Problem description
Copy the records exactly, every one of them.

Supplied entries
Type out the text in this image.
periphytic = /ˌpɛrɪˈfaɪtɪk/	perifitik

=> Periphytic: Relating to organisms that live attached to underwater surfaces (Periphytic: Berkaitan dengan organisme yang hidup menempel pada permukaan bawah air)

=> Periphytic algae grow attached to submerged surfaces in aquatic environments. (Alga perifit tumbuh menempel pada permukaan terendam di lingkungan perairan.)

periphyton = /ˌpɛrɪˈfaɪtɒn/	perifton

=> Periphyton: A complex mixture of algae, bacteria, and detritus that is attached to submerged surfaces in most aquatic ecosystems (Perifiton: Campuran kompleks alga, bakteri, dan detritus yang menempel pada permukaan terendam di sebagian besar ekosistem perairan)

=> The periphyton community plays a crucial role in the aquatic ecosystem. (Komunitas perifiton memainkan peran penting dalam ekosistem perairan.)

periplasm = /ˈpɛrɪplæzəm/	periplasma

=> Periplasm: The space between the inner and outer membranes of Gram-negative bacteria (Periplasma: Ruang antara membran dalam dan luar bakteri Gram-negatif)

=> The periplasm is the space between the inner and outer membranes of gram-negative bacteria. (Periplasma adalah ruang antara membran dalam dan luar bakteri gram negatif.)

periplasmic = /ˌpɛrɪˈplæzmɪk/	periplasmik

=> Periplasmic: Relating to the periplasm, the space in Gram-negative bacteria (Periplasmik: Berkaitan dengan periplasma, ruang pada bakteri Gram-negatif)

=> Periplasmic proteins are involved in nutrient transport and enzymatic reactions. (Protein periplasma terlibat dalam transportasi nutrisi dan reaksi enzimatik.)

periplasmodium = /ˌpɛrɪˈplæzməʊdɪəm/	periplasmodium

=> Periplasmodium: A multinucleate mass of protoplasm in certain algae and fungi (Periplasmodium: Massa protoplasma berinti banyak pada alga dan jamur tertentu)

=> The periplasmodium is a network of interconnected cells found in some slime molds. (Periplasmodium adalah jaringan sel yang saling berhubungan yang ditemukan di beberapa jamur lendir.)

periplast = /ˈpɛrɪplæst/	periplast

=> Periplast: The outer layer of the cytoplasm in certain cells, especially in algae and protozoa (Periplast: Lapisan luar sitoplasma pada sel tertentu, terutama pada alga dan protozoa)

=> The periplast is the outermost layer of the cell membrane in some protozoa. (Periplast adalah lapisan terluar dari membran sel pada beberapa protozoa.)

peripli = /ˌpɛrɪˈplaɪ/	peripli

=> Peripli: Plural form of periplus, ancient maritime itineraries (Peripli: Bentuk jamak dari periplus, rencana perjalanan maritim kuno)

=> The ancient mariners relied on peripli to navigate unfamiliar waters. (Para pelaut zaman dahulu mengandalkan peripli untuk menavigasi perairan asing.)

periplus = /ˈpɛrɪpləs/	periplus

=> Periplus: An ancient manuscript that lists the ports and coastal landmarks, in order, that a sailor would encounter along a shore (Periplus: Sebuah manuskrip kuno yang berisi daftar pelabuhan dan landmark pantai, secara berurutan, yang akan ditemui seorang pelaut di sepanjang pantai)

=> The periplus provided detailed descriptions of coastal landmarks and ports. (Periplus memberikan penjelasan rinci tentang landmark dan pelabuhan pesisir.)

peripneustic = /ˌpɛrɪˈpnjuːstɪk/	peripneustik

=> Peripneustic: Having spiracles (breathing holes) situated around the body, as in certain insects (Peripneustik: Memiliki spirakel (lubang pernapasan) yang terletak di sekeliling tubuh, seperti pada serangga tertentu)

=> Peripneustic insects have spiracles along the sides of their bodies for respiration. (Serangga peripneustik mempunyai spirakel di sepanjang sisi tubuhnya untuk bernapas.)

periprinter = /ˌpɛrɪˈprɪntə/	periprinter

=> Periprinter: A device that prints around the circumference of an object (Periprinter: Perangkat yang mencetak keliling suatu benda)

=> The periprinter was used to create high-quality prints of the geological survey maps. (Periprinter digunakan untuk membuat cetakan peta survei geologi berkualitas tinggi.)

Your response
Type out the text in this image.
periphytic = /ˌpɛrɪˈfaɪtɪk/	perifitik

=> Periphytic: Relating to organisms that live attached to underwater surfaces (Periphytic: Berkaitan dengan organisme yang hidup menempel pada permukaan bawah air)

=> Periphytic algae grow attached to submerged surfaces in aquatic environments. (Alga perifit tumbuh menempel pada permukaan terendam di lingkungan perairan.)

periphyton = /ˌpɛrɪˈfaɪtɒn/	perifton

=> Periphyton: A complex mixture of algae, bacteria, and detritus that is attached to submerged surfaces in most aquatic ecosystems (Perifiton: Campuran kompleks alga, bakteri, dan detritus yang menempel pada permukaan terendam di sebagian besar ekosistem perairan)

=> The periphyton community plays a crucial role in the aquatic ecosystem. (Komunitas perifiton memainkan peran penting dalam ekosistem perairan.)

periplasm = /ˈpɛrɪplæzəm/	periplasma

=> Periplasm: The space between the inner and outer membranes of Gram-negative bacteria (Periplasma: Ruang antara membran dalam dan luar bakteri Gram-negatif)

=> The periplasm is the space between the inner and outer membranes of gram-negative bacteria. (Periplasma adalah ruang antara membran dalam dan luar bakteri gram negatif.)

periplasmic = /ˌpɛrɪˈplæzmɪk/	periplasmik

=> Periplasmic: Relating to the periplasm, the space in Gram-negative bacteria (Periplasmik: Berkaitan dengan periplasma, ruang pada bakteri Gram-negatif)

=> Periplasmic proteins are involved in nutrient transport and enzymatic reactions. (Protein periplasma terlibat dalam transportasi nutrisi dan reaksi enzimatik.)

periplasmodium = /ˌpɛrɪˈplæzməʊdɪəm/	periplasmodium

=> Periplasmodium: A multinucleate mass of protoplasm in certain algae and fungi (Periplasmodium: Massa protoplasma berinti banyak pada alga dan jamur tertentu)

=> The periplasmodium is a network of interconnected cells found in some slime molds. (Periplasmodium adalah jaringan sel yang saling berhubungan yang ditemukan di beberapa jamur lendir.)

periplast = /ˈpɛrɪplæst/	periplast

=> Periplast: The outer layer of the cytoplasm in certain cells, especially in algae and protozoa (Periplast: Lapisan luar sitoplasma pada sel tertentu, terutama pada alga dan protozoa)

=> The periplast is the outermost layer of the cell membrane in some protozoa. (Periplast adalah lapisan terluar dari membran sel pada beberapa protozoa.)

peripli = /ˌpɛrɪˈplaɪ/	peripli

=> Peripli: Plural form of periplus, ancient maritime itineraries (Peripli: Bentuk jamak dari periplus, rencana perjalanan maritim kuno)

=> The ancient mariners relied on peripli to navigate unfamiliar waters. (Para pelaut zaman dahulu mengandalkan peripli untuk menavigasi perairan asing.)

periplus = /ˈpɛrɪpləs/	periplus

=> Periplus: An ancient manuscript that lists the ports and coastal landmarks, in order, that a sailor would encounter along a shore (Periplus: Sebuah manuskrip kuno yang berisi daftar pelabuhan dan landmark pantai, secara berurutan, yang akan ditemui seorang pelaut di sepanjang pantai)

=> The periplus provided detailed descriptions of coastal landmarks and ports. (Periplus memberikan penjelasan rinci tentang landmark dan pelabuhan pesisir.)

peripneustic = /ˌpɛrɪˈpnjuːstɪk/	peripneustik

=> Peripneustic: Having spiracles (breathing holes) situated around the body, as in certain insects (Peripneustik: Memiliki spirakel (lubang pernapasan) yang terletak di sekeliling tubuh, seperti pada serangga tertentu)

=> Peripneustic insects have spiracles along the sides of their bodies for respiration. (Serangga peripneustik mempunyai spirakel di sepanjang sisi tubuhnya untuk bernapas.)

periprinter = /ˌpɛrɪˈprɪntə/	periprinter

=> Periprinter: A device that prints around the circumference of an object (Periprinter: Perangkat yang mencetak keliling suatu benda)

=> The periprinter was used to create high-quality prints of the geological survey maps. (Periprinter digunakan untuk membuat cetakan peta survei geologi berkualitas tinggi.)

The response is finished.